[start]
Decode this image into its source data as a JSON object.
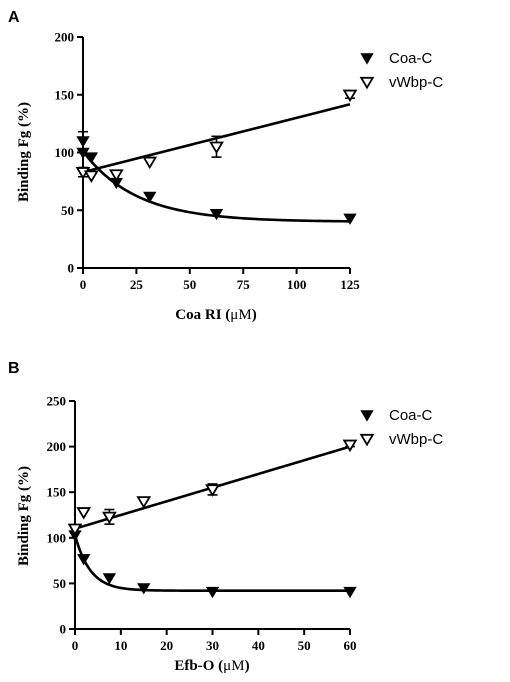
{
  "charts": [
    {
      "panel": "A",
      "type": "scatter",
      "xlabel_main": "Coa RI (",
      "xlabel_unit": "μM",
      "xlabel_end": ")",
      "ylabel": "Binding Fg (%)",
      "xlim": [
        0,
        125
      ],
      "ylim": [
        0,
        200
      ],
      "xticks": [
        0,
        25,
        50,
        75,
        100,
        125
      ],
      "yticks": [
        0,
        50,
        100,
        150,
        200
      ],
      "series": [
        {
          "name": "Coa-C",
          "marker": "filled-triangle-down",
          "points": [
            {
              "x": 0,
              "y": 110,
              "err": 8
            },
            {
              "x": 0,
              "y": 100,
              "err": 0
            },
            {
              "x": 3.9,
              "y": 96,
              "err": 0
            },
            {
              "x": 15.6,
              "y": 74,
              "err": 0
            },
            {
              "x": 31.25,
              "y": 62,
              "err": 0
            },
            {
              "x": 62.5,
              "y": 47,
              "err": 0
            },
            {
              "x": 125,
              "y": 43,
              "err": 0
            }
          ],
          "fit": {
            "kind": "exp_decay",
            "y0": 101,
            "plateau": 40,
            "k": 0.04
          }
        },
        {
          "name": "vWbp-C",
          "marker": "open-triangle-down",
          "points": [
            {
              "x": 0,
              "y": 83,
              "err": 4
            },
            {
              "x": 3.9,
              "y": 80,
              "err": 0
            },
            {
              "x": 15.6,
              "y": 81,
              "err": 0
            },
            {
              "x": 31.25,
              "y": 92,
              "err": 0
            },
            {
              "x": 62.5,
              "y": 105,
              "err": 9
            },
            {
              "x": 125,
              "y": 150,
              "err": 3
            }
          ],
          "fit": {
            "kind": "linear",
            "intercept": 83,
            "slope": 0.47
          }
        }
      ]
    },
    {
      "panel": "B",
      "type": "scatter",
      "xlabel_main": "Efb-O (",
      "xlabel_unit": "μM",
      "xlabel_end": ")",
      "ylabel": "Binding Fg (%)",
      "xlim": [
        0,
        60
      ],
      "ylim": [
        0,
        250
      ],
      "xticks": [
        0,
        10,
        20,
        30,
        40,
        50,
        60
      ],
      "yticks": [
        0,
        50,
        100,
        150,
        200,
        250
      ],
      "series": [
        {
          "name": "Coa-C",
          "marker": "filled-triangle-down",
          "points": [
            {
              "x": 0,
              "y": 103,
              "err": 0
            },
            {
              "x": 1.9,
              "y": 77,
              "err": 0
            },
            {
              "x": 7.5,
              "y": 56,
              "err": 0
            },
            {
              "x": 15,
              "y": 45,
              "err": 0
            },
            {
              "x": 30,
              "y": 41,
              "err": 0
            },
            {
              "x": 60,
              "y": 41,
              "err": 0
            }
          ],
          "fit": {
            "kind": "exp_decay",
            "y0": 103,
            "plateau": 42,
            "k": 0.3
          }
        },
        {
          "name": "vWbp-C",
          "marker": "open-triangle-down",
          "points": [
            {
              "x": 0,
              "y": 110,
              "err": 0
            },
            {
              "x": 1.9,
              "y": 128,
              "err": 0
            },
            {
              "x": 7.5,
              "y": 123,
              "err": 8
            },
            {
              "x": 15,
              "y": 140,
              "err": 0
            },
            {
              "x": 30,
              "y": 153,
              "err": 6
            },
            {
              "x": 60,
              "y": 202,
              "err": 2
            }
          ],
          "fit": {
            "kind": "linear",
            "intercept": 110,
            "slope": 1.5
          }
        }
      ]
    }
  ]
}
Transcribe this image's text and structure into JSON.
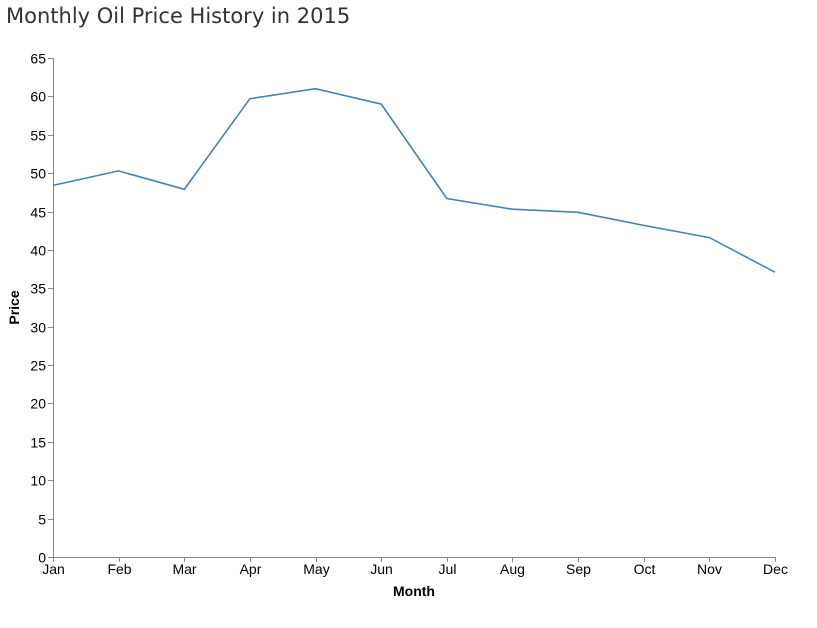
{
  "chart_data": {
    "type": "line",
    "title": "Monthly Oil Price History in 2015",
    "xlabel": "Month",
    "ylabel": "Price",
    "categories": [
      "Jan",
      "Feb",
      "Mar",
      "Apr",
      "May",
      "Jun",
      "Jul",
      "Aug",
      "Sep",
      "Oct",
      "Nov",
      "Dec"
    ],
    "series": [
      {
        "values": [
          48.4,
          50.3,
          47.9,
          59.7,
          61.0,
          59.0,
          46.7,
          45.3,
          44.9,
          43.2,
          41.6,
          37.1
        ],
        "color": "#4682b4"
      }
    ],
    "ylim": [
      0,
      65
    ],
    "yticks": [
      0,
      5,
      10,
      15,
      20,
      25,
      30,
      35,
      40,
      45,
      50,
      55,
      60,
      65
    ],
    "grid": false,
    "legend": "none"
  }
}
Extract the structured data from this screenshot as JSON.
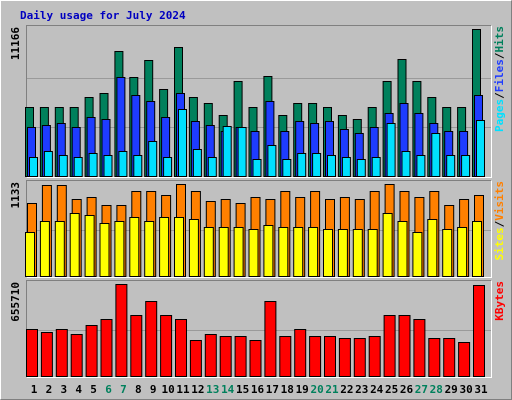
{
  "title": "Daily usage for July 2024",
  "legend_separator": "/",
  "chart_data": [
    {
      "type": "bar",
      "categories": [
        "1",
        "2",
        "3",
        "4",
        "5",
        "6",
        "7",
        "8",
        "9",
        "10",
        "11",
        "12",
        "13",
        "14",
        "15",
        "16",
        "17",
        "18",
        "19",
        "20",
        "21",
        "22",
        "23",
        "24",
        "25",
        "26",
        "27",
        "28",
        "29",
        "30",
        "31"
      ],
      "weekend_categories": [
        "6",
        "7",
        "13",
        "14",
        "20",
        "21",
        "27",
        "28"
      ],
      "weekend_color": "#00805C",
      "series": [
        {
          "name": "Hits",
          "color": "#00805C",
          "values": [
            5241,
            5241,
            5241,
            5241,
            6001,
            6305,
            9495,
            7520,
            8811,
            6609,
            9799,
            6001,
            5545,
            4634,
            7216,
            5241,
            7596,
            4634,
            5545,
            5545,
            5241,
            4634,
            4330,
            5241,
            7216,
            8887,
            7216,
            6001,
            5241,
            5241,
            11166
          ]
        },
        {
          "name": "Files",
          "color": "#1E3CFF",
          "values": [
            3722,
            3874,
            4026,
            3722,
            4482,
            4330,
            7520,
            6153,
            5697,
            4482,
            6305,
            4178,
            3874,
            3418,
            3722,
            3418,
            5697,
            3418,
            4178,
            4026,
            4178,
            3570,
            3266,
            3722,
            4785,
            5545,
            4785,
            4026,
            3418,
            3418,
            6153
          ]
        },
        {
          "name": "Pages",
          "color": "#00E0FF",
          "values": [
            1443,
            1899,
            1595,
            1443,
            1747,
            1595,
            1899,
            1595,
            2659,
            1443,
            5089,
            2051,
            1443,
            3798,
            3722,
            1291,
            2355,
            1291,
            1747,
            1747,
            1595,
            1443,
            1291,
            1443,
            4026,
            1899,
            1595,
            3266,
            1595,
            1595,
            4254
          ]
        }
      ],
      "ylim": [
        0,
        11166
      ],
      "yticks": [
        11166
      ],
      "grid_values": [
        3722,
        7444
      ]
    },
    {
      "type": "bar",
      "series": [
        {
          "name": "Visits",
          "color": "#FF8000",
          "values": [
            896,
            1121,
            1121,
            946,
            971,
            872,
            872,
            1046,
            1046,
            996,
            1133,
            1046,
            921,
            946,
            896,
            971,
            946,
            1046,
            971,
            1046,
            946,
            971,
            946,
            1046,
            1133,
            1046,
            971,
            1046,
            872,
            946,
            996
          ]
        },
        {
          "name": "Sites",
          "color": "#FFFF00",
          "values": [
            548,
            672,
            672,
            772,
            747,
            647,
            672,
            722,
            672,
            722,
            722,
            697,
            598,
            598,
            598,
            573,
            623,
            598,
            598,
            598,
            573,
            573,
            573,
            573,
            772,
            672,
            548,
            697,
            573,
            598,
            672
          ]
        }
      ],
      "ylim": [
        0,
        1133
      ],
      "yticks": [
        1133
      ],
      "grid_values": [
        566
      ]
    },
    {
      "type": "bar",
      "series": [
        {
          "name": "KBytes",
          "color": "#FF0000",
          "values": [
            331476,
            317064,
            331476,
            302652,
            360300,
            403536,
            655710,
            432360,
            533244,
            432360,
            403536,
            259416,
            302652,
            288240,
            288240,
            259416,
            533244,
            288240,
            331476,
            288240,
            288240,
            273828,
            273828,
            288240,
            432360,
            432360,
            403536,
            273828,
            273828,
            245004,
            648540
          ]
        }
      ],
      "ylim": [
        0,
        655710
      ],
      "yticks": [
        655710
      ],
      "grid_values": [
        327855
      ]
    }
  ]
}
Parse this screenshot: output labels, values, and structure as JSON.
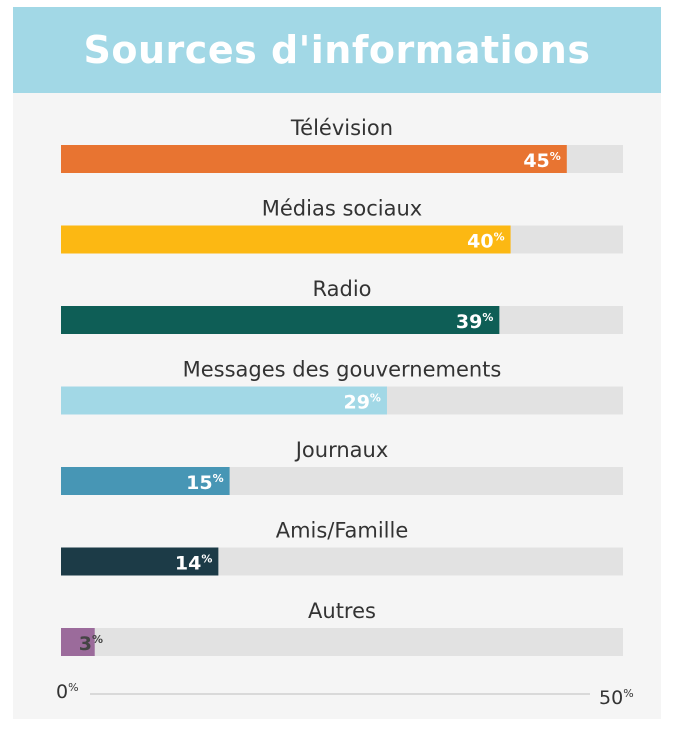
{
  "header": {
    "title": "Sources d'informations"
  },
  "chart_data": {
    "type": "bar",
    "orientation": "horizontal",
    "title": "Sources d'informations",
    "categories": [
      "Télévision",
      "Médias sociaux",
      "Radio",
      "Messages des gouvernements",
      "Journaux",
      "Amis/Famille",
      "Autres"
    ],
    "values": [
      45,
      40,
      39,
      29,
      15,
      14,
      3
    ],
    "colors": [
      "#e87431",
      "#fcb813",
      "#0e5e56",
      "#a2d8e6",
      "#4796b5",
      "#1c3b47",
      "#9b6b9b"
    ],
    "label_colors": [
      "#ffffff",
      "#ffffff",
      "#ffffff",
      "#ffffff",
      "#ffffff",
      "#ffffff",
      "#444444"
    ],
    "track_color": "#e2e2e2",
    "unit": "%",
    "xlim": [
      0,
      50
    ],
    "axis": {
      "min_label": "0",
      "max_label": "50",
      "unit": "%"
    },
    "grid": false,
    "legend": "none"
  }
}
[end]
Set exercise: Return each line of the data that contains the string "name".

Written response:
          "name": "Coa-C",
          "name": "vWbp-C",
          "name": "Coa-C",
          "name": "vWbp-C",
          "name": "Hits",
          "name": "Files",
          "name": "Pages",
          "name": "Visits",
          "name": "Sites",
          "name": "KBytes",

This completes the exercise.